[WHAT TO DO] Locate the string "ricezione" in the listing below. Copy every line where it is found.

[start RECORDS SUPPLIED]

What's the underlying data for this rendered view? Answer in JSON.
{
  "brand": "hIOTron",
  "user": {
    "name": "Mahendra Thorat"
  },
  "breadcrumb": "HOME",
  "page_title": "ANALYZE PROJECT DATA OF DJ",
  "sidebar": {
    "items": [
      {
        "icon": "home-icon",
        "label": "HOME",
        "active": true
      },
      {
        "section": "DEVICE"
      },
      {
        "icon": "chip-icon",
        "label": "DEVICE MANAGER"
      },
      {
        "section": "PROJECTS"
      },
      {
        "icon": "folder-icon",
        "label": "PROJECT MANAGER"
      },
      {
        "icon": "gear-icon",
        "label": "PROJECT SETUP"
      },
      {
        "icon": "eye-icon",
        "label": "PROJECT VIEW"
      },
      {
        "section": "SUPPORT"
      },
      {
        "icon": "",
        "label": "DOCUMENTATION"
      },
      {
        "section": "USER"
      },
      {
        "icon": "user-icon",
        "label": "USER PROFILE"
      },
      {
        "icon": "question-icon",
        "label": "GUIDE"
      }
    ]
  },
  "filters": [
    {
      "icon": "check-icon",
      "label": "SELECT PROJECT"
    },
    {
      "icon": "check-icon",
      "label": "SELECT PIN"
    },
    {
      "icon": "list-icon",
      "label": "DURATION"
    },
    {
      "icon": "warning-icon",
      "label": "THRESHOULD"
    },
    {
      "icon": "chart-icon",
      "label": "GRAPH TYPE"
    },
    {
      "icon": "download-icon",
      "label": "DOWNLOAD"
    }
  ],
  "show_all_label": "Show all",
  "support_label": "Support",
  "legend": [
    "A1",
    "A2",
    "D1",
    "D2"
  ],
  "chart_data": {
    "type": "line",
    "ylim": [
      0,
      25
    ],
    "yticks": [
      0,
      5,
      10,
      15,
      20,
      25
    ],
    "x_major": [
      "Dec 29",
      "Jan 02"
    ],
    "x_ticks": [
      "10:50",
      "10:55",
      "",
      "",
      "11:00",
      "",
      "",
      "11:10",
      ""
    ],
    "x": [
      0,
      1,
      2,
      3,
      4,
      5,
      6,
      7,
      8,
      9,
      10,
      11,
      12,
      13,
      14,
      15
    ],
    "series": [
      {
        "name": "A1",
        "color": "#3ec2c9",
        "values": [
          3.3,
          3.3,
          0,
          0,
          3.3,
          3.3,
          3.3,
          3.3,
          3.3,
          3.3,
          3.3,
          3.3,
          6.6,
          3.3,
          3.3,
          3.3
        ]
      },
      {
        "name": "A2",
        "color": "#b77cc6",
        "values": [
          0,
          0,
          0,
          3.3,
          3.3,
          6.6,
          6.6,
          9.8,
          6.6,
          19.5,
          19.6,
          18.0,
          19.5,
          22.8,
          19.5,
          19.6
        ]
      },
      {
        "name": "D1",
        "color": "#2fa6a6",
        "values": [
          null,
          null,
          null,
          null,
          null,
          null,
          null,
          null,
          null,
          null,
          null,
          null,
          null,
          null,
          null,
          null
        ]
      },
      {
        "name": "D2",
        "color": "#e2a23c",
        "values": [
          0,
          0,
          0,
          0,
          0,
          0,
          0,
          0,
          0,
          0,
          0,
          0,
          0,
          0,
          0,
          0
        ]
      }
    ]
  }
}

[end RECORDS SUPPLIED]
[start RECORDS SUPPLIED]

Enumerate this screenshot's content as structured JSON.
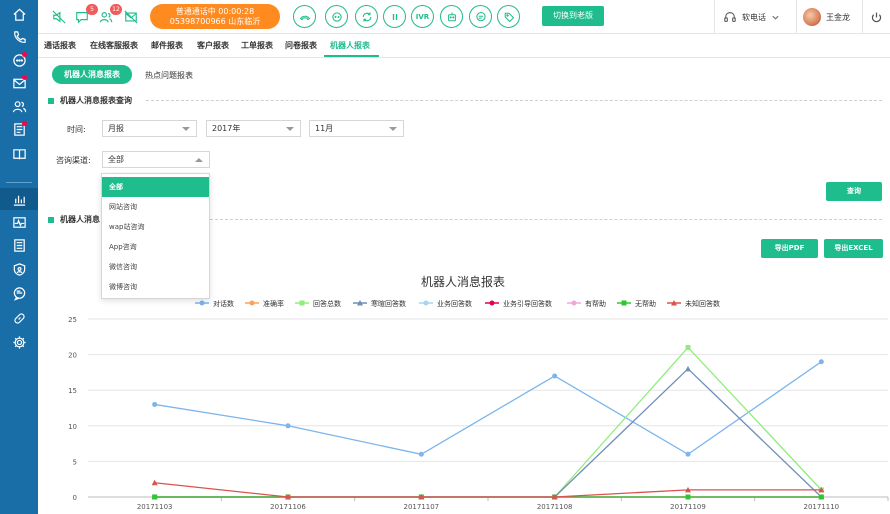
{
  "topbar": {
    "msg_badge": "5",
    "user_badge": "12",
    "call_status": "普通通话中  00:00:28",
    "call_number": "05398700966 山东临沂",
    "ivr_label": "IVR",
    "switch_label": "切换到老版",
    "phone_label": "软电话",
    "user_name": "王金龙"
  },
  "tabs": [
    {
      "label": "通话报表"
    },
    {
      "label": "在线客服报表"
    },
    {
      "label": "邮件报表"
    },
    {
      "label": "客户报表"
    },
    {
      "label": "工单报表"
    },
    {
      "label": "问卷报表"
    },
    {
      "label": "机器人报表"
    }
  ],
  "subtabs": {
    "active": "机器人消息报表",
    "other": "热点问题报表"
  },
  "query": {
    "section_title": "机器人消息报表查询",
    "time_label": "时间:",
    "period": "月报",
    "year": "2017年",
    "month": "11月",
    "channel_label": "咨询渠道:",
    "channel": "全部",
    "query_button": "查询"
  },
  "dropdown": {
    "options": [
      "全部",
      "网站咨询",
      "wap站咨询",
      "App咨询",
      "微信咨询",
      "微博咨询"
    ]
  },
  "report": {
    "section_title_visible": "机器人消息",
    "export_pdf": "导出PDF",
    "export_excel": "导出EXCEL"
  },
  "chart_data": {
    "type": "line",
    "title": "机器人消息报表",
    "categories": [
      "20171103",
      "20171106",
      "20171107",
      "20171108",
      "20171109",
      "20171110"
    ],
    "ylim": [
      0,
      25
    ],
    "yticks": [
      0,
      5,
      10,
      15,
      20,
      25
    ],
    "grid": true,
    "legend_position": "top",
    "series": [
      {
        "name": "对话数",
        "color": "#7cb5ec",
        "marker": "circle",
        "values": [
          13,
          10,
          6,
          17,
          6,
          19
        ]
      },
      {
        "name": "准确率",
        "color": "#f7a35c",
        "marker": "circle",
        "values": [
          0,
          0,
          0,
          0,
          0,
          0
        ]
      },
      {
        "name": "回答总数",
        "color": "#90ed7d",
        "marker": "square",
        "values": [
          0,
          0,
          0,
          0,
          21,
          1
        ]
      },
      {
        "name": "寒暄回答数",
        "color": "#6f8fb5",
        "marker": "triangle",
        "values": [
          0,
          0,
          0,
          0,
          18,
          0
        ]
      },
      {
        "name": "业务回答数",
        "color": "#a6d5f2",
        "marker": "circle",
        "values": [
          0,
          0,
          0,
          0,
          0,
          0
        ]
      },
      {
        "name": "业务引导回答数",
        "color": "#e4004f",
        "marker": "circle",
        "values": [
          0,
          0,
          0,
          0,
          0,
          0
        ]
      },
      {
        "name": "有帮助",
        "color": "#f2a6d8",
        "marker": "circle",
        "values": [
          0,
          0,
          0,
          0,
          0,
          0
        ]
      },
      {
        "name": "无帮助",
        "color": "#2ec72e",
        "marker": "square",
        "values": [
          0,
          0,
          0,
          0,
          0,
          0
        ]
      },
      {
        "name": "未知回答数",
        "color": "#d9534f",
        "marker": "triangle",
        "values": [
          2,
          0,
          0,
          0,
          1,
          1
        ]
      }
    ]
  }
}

[end RECORDS SUPPLIED]
[start RECORDS SUPPLIED]

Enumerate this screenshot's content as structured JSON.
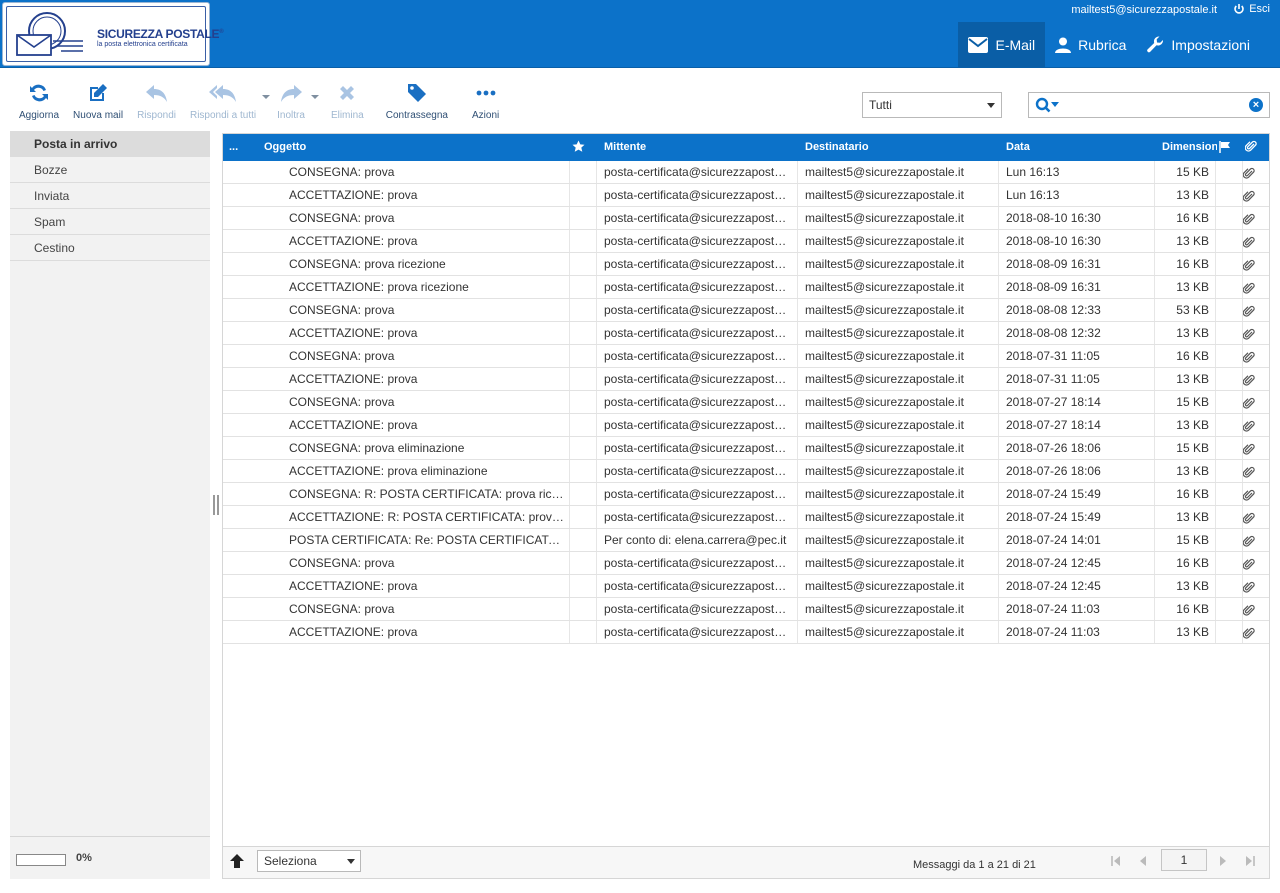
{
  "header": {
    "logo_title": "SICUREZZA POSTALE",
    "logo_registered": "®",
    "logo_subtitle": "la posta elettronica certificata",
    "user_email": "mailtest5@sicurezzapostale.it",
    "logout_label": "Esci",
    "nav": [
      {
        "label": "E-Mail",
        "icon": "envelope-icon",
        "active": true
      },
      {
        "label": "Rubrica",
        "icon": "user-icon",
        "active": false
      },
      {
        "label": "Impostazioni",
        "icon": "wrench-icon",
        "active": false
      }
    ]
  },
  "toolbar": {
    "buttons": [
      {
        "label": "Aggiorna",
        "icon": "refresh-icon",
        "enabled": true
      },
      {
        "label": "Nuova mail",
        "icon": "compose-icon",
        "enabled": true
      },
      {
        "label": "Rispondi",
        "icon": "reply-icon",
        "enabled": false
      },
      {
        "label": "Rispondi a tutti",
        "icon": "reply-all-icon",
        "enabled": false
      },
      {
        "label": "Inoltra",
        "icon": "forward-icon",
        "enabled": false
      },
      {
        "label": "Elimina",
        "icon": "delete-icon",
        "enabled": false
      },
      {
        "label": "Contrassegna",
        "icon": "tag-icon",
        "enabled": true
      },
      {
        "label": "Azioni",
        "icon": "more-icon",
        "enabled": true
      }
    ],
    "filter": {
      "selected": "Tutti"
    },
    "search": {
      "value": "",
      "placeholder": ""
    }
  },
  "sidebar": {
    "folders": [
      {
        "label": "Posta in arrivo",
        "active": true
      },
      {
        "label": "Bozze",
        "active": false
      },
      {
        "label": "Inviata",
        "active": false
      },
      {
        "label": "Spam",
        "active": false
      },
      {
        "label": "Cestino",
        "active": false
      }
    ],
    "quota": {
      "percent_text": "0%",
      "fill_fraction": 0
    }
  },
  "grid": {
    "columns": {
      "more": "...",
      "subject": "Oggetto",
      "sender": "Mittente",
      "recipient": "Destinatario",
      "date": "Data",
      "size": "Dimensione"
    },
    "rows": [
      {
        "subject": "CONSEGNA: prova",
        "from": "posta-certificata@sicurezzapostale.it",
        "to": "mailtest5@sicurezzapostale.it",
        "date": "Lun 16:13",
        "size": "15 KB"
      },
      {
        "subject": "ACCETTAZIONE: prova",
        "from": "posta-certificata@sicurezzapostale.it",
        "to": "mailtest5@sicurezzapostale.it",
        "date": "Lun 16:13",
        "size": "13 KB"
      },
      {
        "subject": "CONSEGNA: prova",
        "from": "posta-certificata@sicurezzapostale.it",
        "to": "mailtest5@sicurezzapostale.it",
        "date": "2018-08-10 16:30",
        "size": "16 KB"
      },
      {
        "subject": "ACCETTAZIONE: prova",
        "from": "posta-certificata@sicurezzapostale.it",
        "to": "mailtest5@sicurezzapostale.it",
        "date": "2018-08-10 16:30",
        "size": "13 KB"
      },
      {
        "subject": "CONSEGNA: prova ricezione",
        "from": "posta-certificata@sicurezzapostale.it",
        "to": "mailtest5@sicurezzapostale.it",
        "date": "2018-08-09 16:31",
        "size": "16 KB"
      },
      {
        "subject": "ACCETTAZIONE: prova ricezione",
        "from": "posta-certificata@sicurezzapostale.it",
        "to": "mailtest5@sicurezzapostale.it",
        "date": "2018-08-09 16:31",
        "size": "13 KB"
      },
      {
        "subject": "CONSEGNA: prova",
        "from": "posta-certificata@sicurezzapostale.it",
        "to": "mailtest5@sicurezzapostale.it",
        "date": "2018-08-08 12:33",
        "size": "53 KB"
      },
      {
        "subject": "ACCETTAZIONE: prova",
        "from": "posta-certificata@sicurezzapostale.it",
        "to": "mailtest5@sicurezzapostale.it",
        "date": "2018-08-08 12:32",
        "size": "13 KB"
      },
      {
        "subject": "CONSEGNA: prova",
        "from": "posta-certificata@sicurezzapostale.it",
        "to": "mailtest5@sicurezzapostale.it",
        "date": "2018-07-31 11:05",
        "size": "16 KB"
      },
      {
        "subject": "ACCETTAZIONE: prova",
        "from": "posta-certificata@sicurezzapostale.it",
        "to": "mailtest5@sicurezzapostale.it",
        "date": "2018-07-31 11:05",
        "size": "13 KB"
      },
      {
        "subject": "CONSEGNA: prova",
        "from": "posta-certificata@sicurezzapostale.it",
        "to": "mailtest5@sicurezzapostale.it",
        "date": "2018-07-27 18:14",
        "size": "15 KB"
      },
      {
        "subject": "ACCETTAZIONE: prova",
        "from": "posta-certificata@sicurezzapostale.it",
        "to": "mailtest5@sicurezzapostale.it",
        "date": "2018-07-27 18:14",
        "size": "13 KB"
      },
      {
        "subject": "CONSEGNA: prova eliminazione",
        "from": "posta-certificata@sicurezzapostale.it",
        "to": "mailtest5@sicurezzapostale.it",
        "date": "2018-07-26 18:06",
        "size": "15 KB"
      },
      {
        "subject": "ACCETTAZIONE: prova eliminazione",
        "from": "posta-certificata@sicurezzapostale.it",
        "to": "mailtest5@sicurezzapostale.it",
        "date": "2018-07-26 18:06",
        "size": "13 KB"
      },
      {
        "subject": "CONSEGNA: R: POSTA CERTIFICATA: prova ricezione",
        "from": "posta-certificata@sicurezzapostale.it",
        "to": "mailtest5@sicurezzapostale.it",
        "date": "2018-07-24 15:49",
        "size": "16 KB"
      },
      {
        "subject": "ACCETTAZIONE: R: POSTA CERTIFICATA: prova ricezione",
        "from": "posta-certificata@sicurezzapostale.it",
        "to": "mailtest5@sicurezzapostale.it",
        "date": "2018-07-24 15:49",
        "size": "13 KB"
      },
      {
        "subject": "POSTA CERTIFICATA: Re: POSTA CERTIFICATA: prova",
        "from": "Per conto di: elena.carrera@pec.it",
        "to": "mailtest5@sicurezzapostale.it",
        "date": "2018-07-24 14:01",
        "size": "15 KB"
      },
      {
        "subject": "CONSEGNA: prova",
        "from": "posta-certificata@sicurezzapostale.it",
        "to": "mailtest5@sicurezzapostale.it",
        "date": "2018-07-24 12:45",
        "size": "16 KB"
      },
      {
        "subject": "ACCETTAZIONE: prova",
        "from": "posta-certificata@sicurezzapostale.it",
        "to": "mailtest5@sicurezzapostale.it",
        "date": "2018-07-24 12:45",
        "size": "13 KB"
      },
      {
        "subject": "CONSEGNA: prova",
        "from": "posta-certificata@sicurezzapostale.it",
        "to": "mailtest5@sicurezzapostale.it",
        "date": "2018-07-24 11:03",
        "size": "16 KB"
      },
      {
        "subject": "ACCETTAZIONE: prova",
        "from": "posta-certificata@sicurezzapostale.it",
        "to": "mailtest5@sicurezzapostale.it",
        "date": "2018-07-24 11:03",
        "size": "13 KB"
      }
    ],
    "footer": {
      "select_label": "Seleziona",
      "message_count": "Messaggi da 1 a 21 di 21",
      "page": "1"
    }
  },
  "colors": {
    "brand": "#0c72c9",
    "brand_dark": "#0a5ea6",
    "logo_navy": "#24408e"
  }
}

[end RECORDS SUPPLIED]

[OUTPUT]
        "subject": "CONSEGNA: prova ricezione",
        "subject": "ACCETTAZIONE: prova ricezione",
        "subject": "CONSEGNA: R: POSTA CERTIFICATA: prova ricezione",
        "subject": "ACCETTAZIONE: R: POSTA CERTIFICATA: prova ricezione",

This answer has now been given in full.